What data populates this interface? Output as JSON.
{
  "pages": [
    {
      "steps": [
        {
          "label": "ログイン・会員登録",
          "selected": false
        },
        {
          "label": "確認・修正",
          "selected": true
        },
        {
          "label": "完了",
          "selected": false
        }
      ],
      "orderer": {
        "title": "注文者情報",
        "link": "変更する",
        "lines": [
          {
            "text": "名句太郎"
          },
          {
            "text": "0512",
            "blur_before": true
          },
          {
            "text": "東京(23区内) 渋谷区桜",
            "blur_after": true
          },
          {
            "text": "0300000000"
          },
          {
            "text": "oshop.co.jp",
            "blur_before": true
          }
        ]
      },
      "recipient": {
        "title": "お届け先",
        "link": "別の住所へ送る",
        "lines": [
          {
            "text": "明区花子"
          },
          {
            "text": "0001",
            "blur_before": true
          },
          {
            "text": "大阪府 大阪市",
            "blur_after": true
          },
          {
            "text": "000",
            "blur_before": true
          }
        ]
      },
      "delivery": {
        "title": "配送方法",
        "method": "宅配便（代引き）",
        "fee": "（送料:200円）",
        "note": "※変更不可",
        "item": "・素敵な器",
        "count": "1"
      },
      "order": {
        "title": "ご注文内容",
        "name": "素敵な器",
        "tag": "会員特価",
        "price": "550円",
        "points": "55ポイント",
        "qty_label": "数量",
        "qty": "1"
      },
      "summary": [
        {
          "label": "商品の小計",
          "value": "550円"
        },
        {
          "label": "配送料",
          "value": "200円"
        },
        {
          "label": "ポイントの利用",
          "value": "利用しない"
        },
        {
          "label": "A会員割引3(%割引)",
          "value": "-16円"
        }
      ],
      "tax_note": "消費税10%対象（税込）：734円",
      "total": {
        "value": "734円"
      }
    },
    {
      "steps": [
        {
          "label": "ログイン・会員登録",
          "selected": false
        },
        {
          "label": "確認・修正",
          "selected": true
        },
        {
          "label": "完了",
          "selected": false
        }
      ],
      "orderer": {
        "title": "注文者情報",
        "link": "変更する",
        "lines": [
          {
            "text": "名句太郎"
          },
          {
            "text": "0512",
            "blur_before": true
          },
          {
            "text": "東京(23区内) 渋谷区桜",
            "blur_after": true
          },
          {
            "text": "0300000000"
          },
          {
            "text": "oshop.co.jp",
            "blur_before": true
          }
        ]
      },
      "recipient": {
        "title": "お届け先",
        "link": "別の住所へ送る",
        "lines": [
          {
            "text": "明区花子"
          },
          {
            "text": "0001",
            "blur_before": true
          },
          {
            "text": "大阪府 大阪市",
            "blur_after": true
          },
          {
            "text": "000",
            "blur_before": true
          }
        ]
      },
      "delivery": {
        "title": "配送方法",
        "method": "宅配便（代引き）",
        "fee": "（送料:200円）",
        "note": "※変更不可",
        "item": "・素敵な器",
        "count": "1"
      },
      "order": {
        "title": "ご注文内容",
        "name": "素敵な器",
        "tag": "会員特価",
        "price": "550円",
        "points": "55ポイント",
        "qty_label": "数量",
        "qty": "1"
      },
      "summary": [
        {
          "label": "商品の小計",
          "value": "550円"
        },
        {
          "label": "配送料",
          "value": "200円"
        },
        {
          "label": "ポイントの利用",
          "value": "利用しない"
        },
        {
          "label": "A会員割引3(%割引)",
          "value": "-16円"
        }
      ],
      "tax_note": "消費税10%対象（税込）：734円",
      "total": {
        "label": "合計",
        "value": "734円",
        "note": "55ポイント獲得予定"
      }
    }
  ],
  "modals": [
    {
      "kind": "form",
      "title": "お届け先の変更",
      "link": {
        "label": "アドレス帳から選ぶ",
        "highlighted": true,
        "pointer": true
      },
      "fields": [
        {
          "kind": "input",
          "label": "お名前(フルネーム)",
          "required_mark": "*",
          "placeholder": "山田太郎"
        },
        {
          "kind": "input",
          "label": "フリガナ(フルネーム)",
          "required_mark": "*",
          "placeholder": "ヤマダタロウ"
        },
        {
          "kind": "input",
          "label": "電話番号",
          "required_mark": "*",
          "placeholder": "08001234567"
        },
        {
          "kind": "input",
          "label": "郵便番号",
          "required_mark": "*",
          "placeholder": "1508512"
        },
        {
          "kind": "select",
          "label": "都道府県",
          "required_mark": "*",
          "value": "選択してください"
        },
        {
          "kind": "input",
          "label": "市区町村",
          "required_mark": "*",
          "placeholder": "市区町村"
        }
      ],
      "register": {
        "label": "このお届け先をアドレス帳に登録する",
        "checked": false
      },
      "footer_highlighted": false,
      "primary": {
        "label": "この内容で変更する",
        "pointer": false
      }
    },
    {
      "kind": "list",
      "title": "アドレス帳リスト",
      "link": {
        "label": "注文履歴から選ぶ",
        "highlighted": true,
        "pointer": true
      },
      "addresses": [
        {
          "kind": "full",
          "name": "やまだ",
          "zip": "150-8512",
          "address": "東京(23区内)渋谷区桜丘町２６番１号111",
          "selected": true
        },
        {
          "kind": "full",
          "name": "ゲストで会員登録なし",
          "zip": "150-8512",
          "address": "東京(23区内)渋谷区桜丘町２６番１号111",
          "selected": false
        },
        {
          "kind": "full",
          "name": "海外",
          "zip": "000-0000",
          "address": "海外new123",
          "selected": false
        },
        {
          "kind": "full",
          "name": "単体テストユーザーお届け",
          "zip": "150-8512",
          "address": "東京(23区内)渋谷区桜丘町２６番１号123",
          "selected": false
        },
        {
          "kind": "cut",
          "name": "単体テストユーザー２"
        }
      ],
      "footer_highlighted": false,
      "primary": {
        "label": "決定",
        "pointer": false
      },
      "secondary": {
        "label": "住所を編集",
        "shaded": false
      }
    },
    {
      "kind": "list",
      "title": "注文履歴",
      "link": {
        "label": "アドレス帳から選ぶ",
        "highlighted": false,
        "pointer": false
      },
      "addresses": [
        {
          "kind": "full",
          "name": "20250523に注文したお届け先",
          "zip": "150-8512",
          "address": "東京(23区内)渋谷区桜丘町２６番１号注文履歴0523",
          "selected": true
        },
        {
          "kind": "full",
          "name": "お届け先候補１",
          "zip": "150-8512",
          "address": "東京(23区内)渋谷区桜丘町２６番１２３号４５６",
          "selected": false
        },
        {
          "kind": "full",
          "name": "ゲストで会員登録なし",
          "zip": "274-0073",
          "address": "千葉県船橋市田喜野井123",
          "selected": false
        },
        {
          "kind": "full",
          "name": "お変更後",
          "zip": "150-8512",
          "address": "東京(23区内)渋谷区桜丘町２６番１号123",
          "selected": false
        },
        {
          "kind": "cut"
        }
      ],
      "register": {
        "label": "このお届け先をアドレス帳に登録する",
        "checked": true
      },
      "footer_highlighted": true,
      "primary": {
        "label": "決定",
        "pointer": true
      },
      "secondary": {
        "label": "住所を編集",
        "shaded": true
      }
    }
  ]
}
+++++
Retype the material in full. Each word must match.

What data populates this interface? Output as JSON.
{
  "pages": [
    {
      "steps": [
        {
          "label": "ログイン・会員登録",
          "selected": false
        },
        {
          "label": "確認・修正",
          "selected": true
        },
        {
          "label": "完了",
          "selected": false
        }
      ],
      "orderer": {
        "title": "注文者情報",
        "link": "変更する",
        "lines": [
          {
            "text": "名句太郎"
          },
          {
            "text": "0512",
            "blur_before": true
          },
          {
            "text": "東京(23区内) 渋谷区桜",
            "blur_after": true
          },
          {
            "text": "0300000000"
          },
          {
            "text": "oshop.co.jp",
            "blur_before": true
          }
        ]
      },
      "recipient": {
        "title": "お届け先",
        "link": "別の住所へ送る",
        "lines": [
          {
            "text": "明区花子"
          },
          {
            "text": "0001",
            "blur_before": true
          },
          {
            "text": "大阪府 大阪市",
            "blur_after": true
          },
          {
            "text": "000",
            "blur_before": true
          }
        ]
      },
      "delivery": {
        "title": "配送方法",
        "method": "宅配便（代引き）",
        "fee": "（送料:200円）",
        "note": "※変更不可",
        "item": "・素敵な器",
        "count": "1"
      },
      "order": {
        "title": "ご注文内容",
        "name": "素敵な器",
        "tag": "会員特価",
        "price": "550円",
        "points": "55ポイント",
        "qty_label": "数量",
        "qty": "1"
      },
      "summary": [
        {
          "label": "商品の小計",
          "value": "550円"
        },
        {
          "label": "配送料",
          "value": "200円"
        },
        {
          "label": "ポイントの利用",
          "value": "利用しない"
        },
        {
          "label": "A会員割引3(%割引)",
          "value": "-16円"
        }
      ],
      "tax_note": "消費税10%対象（税込）：734円",
      "total": {
        "value": "734円"
      }
    },
    {
      "steps": [
        {
          "label": "ログイン・会員登録",
          "selected": false
        },
        {
          "label": "確認・修正",
          "selected": true
        },
        {
          "label": "完了",
          "selected": false
        }
      ],
      "orderer": {
        "title": "注文者情報",
        "link": "変更する",
        "lines": [
          {
            "text": "名句太郎"
          },
          {
            "text": "0512",
            "blur_before": true
          },
          {
            "text": "東京(23区内) 渋谷区桜",
            "blur_after": true
          },
          {
            "text": "0300000000"
          },
          {
            "text": "oshop.co.jp",
            "blur_before": true
          }
        ]
      },
      "recipient": {
        "title": "お届け先",
        "link": "別の住所へ送る",
        "lines": [
          {
            "text": "明区花子"
          },
          {
            "text": "0001",
            "blur_before": true
          },
          {
            "text": "大阪府 大阪市",
            "blur_after": true
          },
          {
            "text": "000",
            "blur_before": true
          }
        ]
      },
      "delivery": {
        "title": "配送方法",
        "method": "宅配便（代引き）",
        "fee": "（送料:200円）",
        "note": "※変更不可",
        "item": "・素敵な器",
        "count": "1"
      },
      "order": {
        "title": "ご注文内容",
        "name": "素敵な器",
        "tag": "会員特価",
        "price": "550円",
        "points": "55ポイント",
        "qty_label": "数量",
        "qty": "1"
      },
      "summary": [
        {
          "label": "商品の小計",
          "value": "550円"
        },
        {
          "label": "配送料",
          "value": "200円"
        },
        {
          "label": "ポイントの利用",
          "value": "利用しない"
        },
        {
          "label": "A会員割引3(%割引)",
          "value": "-16円"
        }
      ],
      "tax_note": "消費税10%対象（税込）：734円",
      "total": {
        "label": "合計",
        "value": "734円",
        "note": "55ポイント獲得予定"
      }
    }
  ],
  "modals": [
    {
      "kind": "form",
      "title": "お届け先の変更",
      "link": {
        "label": "アドレス帳から選ぶ",
        "highlighted": true,
        "pointer": true
      },
      "fields": [
        {
          "kind": "input",
          "label": "お名前(フルネーム)",
          "required_mark": "*",
          "placeholder": "山田太郎"
        },
        {
          "kind": "input",
          "label": "フリガナ(フルネーム)",
          "required_mark": "*",
          "placeholder": "ヤマダタロウ"
        },
        {
          "kind": "input",
          "label": "電話番号",
          "required_mark": "*",
          "placeholder": "08001234567"
        },
        {
          "kind": "input",
          "label": "郵便番号",
          "required_mark": "*",
          "placeholder": "1508512"
        },
        {
          "kind": "select",
          "label": "都道府県",
          "required_mark": "*",
          "value": "選択してください"
        },
        {
          "kind": "input",
          "label": "市区町村",
          "required_mark": "*",
          "placeholder": "市区町村"
        }
      ],
      "register": {
        "label": "このお届け先をアドレス帳に登録する",
        "checked": false
      },
      "footer_highlighted": false,
      "primary": {
        "label": "この内容で変更する",
        "pointer": false
      }
    },
    {
      "kind": "list",
      "title": "アドレス帳リスト",
      "link": {
        "label": "注文履歴から選ぶ",
        "highlighted": true,
        "pointer": true
      },
      "addresses": [
        {
          "kind": "full",
          "name": "やまだ",
          "zip": "150-8512",
          "address": "東京(23区内)渋谷区桜丘町２６番１号111",
          "selected": true
        },
        {
          "kind": "full",
          "name": "ゲストで会員登録なし",
          "zip": "150-8512",
          "address": "東京(23区内)渋谷区桜丘町２６番１号111",
          "selected": false
        },
        {
          "kind": "full",
          "name": "海外",
          "zip": "000-0000",
          "address": "海外new123",
          "selected": false
        },
        {
          "kind": "full",
          "name": "単体テストユーザーお届け",
          "zip": "150-8512",
          "address": "東京(23区内)渋谷区桜丘町２６番１号123",
          "selected": false
        },
        {
          "kind": "cut",
          "name": "単体テストユーザー２"
        }
      ],
      "footer_highlighted": false,
      "primary": {
        "label": "決定",
        "pointer": false
      },
      "secondary": {
        "label": "住所を編集",
        "shaded": false
      }
    },
    {
      "kind": "list",
      "title": "注文履歴",
      "link": {
        "label": "アドレス帳から選ぶ",
        "highlighted": false,
        "pointer": false
      },
      "addresses": [
        {
          "kind": "full",
          "name": "20250523に注文したお届け先",
          "zip": "150-8512",
          "address": "東京(23区内)渋谷区桜丘町２６番１号注文履歴0523",
          "selected": true
        },
        {
          "kind": "full",
          "name": "お届け先候補１",
          "zip": "150-8512",
          "address": "東京(23区内)渋谷区桜丘町２６番１２３号４５６",
          "selected": false
        },
        {
          "kind": "full",
          "name": "ゲストで会員登録なし",
          "zip": "274-0073",
          "address": "千葉県船橋市田喜野井123",
          "selected": false
        },
        {
          "kind": "full",
          "name": "お変更後",
          "zip": "150-8512",
          "address": "東京(23区内)渋谷区桜丘町２６番１号123",
          "selected": false
        },
        {
          "kind": "cut"
        }
      ],
      "register": {
        "label": "このお届け先をアドレス帳に登録する",
        "checked": true
      },
      "footer_highlighted": true,
      "primary": {
        "label": "決定",
        "pointer": true
      },
      "secondary": {
        "label": "住所を編集",
        "shaded": true
      }
    }
  ]
}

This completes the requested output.